▶ Stated problem: Reply with one number: how many lines contain the word "Output".

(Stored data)
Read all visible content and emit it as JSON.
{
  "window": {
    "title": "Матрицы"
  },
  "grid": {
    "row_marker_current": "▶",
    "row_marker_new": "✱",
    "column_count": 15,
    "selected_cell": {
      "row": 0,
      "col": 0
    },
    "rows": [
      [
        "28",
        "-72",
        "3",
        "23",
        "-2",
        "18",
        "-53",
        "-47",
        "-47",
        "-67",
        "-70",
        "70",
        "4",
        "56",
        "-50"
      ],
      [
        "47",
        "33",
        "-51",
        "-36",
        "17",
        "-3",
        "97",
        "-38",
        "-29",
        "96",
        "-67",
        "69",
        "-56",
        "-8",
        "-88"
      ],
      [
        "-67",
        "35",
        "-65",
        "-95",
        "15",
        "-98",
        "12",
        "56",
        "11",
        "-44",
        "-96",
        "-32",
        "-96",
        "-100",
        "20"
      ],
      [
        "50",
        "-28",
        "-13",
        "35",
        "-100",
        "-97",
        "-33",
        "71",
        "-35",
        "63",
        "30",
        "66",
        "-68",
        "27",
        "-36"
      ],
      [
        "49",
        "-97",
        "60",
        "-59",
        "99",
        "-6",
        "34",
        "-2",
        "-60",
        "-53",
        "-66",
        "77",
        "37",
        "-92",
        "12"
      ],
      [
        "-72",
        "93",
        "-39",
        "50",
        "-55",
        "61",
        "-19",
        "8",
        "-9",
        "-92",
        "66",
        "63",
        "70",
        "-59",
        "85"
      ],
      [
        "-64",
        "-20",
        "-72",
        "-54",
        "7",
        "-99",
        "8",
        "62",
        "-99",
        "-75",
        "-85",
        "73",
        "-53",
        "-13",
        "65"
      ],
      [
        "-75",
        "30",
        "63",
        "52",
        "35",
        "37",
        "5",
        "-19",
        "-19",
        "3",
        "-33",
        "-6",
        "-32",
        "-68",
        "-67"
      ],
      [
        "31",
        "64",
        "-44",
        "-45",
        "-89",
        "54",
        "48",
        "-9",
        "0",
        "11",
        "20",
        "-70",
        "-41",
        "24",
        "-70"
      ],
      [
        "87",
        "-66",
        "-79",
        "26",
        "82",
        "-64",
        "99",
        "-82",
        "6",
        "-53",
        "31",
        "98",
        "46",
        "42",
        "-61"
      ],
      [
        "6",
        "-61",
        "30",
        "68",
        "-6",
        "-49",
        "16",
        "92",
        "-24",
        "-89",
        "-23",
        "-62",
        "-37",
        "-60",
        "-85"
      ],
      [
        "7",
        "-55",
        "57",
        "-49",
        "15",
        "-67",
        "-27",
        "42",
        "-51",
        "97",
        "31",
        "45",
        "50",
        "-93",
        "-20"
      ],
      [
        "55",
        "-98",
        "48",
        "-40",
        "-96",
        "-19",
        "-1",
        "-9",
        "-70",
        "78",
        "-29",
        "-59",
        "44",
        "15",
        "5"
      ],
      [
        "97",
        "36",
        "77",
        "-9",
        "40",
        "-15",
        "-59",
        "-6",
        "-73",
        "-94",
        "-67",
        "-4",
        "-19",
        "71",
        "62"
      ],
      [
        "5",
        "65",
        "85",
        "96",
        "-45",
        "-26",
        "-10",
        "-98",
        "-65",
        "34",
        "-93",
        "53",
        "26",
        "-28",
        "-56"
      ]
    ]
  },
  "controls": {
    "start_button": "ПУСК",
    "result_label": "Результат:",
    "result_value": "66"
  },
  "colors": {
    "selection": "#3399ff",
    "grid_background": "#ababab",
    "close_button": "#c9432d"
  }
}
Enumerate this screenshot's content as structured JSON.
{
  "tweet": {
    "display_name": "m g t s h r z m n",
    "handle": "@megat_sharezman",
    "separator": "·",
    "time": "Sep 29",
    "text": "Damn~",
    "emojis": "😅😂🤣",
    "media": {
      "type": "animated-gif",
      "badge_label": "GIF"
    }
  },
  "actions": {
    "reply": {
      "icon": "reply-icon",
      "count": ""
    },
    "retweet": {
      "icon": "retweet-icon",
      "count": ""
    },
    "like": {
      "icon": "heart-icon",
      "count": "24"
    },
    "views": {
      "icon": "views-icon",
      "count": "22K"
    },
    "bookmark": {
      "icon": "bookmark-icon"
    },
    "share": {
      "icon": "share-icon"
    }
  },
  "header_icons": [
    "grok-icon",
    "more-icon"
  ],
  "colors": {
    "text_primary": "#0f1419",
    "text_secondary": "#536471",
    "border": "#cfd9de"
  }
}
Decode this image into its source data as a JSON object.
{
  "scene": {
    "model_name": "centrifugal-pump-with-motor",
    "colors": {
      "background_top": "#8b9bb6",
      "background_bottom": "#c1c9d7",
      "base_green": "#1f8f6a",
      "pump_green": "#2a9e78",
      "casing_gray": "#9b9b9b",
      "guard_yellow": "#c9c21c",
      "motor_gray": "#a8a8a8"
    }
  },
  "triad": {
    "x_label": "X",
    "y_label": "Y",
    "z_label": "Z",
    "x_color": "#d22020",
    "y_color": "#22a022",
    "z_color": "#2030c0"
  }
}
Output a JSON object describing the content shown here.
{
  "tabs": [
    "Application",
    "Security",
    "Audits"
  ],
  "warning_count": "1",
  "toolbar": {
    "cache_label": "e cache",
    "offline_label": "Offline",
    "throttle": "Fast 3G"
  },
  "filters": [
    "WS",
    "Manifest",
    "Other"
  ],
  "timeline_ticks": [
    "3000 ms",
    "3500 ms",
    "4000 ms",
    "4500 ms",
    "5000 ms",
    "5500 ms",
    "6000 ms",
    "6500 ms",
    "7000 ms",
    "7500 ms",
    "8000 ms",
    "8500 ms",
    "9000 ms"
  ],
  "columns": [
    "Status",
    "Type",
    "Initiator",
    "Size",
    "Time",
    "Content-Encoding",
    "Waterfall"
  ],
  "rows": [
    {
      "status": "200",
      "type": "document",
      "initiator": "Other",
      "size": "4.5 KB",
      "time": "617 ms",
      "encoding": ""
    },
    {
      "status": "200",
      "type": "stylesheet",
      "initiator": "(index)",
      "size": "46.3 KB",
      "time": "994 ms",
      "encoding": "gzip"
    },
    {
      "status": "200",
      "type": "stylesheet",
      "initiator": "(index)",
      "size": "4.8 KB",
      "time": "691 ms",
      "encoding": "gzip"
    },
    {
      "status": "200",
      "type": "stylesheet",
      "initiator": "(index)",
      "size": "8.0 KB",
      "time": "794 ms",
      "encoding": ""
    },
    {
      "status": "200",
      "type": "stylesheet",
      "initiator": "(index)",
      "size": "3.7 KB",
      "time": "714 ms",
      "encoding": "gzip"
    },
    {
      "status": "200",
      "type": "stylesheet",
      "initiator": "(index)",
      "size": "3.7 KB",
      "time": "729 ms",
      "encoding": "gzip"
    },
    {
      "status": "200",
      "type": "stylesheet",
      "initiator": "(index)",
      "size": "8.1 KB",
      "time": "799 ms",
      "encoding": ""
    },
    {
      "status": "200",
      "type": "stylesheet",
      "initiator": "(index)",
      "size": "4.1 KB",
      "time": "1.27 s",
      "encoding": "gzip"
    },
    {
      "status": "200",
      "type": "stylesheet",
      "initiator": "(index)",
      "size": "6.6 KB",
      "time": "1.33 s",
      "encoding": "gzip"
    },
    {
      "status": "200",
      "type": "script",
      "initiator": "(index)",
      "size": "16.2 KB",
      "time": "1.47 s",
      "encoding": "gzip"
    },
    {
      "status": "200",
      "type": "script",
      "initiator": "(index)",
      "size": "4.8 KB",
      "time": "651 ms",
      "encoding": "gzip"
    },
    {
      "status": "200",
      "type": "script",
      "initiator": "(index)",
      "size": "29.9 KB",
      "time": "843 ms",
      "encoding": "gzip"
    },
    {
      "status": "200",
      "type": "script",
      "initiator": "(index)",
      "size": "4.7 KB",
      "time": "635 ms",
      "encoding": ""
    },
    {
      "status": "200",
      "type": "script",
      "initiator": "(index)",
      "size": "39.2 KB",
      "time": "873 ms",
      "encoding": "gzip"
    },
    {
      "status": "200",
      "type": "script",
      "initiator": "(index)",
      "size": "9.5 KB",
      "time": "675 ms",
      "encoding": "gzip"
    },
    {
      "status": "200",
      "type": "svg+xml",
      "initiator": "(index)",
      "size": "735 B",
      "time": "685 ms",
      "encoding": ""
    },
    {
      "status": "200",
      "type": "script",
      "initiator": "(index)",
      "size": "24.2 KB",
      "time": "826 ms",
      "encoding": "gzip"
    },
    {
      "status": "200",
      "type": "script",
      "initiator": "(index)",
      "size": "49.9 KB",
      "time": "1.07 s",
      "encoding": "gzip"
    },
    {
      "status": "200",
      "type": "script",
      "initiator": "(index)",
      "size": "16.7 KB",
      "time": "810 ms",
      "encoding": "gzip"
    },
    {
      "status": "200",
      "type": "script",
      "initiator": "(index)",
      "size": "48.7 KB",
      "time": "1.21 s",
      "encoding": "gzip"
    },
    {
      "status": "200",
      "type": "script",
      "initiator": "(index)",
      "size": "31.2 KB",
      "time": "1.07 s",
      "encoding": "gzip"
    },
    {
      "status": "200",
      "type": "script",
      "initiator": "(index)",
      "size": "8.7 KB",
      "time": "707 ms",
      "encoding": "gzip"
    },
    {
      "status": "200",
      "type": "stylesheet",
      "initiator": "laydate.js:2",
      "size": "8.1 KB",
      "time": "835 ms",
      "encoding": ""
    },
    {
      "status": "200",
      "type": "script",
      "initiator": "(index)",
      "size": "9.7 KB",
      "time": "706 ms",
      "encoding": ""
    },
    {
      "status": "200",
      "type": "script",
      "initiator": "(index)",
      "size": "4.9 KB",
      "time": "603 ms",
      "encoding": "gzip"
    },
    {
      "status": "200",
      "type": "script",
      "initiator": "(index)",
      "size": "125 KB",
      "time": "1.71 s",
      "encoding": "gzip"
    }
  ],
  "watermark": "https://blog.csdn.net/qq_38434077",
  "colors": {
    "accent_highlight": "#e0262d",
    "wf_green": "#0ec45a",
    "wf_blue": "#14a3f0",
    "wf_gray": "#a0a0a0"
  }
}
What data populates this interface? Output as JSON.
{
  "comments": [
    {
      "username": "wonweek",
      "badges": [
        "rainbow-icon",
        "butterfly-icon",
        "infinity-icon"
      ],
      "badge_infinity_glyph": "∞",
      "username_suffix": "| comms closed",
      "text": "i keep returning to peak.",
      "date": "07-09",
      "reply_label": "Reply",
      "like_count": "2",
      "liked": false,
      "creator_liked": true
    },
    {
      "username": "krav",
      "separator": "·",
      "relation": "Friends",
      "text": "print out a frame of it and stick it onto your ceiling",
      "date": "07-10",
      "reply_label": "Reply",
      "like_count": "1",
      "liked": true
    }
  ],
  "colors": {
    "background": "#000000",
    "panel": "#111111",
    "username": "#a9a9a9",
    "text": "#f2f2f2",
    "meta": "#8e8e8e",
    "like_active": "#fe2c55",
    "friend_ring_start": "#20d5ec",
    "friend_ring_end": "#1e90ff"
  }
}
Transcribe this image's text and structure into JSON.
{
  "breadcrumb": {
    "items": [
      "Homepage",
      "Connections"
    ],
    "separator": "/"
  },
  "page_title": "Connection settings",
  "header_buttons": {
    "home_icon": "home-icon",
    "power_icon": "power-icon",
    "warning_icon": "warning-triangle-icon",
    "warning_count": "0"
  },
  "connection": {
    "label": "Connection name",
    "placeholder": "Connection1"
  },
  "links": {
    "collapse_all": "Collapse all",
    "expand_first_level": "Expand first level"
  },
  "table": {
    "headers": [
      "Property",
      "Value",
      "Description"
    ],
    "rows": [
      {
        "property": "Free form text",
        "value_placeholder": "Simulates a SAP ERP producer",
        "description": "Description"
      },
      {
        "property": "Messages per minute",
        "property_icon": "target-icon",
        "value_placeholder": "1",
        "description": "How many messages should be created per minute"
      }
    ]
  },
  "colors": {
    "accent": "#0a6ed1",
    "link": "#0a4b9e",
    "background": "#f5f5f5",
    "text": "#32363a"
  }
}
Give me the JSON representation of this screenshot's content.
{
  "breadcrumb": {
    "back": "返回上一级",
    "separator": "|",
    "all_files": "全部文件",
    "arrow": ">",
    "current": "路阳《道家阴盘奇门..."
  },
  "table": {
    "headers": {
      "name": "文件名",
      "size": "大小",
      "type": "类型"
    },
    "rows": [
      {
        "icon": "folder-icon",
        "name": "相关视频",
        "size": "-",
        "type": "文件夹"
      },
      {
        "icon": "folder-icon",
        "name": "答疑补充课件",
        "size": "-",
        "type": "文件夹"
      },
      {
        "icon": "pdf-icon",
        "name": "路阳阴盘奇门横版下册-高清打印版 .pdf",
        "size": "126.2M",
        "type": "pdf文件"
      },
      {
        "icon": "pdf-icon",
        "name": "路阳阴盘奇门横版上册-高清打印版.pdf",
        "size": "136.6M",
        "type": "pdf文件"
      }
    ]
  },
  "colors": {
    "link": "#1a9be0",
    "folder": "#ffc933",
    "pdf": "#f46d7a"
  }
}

▶ Task answer: 2